## SUPPLIED RECORDS:
--------------------------------------------------
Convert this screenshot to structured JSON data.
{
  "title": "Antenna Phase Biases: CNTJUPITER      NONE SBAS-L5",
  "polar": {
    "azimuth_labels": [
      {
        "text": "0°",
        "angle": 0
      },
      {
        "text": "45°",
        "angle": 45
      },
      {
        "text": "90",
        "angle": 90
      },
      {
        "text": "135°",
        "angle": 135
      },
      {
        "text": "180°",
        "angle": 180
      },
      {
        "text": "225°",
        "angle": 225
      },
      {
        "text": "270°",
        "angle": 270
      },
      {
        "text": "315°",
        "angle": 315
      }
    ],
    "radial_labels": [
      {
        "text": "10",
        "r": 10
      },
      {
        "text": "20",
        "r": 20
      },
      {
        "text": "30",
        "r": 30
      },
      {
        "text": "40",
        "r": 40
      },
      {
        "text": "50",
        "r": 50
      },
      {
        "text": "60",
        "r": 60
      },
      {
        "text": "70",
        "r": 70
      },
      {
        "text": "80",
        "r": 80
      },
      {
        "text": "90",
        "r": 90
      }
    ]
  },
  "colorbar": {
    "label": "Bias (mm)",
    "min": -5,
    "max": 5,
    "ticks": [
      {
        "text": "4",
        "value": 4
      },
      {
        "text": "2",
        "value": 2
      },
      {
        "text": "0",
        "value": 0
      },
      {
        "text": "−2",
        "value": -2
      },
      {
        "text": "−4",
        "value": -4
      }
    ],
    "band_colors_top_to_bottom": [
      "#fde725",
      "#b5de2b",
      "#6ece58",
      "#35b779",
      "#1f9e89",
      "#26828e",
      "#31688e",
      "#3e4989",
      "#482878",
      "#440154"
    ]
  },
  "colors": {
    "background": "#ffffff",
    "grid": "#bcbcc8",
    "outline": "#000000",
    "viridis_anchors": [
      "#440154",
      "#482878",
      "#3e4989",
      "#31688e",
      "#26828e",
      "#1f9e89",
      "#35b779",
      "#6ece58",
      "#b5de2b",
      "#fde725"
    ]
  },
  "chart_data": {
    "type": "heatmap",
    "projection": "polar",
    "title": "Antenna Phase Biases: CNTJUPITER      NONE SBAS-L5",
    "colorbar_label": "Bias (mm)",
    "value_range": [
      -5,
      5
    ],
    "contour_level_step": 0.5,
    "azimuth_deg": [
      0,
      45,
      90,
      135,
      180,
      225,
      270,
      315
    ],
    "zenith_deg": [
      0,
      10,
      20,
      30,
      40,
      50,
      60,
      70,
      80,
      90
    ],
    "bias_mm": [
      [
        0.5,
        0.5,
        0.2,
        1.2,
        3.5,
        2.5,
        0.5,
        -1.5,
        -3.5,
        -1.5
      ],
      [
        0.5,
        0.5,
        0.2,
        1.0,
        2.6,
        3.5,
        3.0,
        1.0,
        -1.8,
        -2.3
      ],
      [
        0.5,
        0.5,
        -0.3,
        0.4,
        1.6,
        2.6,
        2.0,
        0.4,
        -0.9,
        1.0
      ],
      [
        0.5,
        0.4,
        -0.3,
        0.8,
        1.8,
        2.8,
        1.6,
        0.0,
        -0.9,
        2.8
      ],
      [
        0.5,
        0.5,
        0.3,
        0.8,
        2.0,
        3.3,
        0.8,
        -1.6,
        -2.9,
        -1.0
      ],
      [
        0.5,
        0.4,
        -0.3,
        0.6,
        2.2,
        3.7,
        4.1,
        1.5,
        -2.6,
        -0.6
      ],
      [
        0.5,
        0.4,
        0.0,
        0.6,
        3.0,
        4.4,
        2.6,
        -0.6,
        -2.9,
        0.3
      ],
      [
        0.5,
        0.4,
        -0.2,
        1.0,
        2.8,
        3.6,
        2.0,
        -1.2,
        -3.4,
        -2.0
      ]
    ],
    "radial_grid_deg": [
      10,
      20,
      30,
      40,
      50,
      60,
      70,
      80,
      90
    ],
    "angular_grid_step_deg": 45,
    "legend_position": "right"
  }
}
--------------------------------------------------
## BRIEF:
Scan the material above for the string "CNTJUPITER" and return the lines that hold it.

## ANSWER TO THE PROBLEM:
  "title": "Antenna Phase Biases: CNTJUPITER      NONE SBAS-L5",
    "title": "Antenna Phase Biases: CNTJUPITER      NONE SBAS-L5",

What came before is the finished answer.